* Start INFORMATION SHOWN *

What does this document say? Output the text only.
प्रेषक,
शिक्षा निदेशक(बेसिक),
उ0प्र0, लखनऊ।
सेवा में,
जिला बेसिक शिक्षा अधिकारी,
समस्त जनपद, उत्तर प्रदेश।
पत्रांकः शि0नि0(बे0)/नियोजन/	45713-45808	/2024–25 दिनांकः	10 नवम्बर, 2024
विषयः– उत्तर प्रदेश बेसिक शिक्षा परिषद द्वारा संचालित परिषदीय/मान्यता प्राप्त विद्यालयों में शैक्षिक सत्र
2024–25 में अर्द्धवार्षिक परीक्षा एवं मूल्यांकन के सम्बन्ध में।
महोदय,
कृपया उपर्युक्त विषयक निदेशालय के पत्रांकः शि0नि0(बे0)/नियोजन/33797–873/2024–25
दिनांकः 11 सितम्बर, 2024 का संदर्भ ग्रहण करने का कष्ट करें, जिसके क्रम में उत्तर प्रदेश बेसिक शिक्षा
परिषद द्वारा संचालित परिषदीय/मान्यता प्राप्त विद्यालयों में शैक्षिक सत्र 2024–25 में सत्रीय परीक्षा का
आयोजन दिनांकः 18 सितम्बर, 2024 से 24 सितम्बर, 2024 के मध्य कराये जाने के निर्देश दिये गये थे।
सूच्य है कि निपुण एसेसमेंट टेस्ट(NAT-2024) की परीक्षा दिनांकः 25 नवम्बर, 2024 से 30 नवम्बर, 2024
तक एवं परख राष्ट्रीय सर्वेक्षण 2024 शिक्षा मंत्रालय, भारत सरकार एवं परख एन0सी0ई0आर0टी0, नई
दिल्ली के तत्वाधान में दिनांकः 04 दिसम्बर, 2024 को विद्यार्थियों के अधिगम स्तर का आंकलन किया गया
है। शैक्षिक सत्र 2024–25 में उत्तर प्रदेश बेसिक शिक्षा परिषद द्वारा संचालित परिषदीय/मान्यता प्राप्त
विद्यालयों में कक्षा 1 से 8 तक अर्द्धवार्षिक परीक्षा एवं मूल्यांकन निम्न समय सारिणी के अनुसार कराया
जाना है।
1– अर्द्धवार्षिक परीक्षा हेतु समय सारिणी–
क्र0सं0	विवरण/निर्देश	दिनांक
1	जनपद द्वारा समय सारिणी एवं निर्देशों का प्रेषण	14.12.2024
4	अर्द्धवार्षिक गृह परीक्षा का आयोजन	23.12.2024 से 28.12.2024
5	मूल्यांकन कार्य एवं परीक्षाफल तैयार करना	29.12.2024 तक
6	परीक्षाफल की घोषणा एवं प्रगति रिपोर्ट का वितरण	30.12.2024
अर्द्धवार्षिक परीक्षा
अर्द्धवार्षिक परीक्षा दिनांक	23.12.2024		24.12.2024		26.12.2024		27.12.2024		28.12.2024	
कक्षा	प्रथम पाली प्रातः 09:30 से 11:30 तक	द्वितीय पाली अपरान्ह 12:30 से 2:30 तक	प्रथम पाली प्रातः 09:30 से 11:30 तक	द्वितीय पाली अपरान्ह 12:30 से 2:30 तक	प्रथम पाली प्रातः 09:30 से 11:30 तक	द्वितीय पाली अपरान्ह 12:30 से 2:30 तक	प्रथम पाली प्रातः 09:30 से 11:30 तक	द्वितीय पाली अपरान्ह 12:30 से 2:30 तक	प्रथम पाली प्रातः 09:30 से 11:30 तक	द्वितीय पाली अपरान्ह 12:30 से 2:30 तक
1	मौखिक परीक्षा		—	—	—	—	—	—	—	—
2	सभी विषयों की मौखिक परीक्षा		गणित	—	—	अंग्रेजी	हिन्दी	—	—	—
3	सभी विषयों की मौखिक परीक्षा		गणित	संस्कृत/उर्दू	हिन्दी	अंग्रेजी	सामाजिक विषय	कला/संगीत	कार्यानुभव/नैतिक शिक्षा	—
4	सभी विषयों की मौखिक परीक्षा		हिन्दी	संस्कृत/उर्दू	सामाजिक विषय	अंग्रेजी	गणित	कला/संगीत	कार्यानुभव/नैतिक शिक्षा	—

* End INFORMATION SHOWN *
* Start INFORMATION SHOWN *

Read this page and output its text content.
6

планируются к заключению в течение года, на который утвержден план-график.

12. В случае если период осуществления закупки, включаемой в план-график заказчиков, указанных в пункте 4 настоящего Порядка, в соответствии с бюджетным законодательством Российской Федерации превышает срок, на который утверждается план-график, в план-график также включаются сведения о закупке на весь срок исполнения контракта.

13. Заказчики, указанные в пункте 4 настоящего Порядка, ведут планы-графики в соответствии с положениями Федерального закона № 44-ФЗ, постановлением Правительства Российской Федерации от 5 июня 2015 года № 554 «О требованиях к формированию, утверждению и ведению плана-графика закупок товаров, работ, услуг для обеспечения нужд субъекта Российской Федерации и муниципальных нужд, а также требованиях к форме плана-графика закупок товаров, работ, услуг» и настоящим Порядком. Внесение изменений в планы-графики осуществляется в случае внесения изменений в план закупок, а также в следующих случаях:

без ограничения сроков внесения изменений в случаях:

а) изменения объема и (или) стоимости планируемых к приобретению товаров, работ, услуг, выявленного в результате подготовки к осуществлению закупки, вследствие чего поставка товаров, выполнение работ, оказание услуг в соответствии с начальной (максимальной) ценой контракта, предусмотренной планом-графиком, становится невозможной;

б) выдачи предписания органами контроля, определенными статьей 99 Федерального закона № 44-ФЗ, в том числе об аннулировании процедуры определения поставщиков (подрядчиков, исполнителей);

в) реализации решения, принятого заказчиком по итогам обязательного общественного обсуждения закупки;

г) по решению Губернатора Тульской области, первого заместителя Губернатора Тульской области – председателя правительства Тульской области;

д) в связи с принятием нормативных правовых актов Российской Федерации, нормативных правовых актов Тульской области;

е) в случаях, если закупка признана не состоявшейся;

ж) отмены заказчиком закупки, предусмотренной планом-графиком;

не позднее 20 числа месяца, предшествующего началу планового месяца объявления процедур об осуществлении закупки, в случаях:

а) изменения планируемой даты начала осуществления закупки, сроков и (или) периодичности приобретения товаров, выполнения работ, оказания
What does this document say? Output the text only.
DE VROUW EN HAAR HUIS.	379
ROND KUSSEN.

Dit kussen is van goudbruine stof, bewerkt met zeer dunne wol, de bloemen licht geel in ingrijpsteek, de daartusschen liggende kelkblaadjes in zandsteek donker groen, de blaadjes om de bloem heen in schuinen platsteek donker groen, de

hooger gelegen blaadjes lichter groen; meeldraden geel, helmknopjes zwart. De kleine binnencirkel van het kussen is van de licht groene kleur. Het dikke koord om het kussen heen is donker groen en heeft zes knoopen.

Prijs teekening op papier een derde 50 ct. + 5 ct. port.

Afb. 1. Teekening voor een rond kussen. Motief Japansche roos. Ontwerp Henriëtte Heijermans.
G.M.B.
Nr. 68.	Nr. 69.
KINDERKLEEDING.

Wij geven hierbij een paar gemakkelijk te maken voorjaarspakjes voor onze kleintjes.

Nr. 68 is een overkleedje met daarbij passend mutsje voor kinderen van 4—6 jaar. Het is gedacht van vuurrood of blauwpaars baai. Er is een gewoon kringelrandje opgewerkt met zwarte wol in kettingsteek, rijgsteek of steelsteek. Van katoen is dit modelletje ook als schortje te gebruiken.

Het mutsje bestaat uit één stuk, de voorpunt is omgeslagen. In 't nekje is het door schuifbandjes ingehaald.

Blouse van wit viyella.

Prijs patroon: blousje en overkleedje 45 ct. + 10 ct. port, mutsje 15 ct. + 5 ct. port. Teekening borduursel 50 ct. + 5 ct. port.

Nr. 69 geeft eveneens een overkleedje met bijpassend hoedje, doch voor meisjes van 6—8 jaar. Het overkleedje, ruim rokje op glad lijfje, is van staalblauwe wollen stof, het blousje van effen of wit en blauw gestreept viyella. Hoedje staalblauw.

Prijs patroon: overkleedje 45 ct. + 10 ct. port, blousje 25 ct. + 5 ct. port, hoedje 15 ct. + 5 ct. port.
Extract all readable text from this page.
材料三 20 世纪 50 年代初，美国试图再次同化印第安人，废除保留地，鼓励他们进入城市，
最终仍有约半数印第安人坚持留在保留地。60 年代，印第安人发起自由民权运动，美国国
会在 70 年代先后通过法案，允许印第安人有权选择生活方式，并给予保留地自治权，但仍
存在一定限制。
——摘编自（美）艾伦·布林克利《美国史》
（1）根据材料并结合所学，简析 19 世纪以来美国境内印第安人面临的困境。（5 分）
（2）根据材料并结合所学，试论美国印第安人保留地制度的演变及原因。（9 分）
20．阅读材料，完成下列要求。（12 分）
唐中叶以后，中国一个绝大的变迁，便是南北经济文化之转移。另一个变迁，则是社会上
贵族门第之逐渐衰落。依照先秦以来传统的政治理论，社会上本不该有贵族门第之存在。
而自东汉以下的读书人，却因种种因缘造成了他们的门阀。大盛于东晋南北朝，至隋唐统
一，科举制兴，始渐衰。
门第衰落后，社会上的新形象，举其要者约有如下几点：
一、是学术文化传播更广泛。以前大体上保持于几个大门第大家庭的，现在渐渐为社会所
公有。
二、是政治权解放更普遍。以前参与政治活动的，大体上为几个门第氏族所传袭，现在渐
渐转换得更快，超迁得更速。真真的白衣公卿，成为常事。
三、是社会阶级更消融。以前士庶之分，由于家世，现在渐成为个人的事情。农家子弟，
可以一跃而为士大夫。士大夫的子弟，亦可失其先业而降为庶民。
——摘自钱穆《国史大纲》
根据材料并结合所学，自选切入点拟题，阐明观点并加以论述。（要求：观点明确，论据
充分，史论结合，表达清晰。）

* End INFORMATION SHOWN *

## EXERCISE BRIEF
Each line with the string "groen" in it needs to be found and copied.

## WRITTEN SOLUTION
Dit kussen is van goudbruine stof, bewerkt met zeer dunne wol, de bloemen licht geel in ingrijpsteek, de daartusschen liggende kelkblaadjes in zandsteek donker groen, de blaadjes om de bloem heen in schuinen platsteek donker groen, de
hooger gelegen blaadjes lichter groen; meeldraden geel, helmknopjes zwart. De kleine binnencirkel van het kussen is van de licht groene kleur. Het dikke koord om het kussen heen is donker groen en heeft zes knoopen.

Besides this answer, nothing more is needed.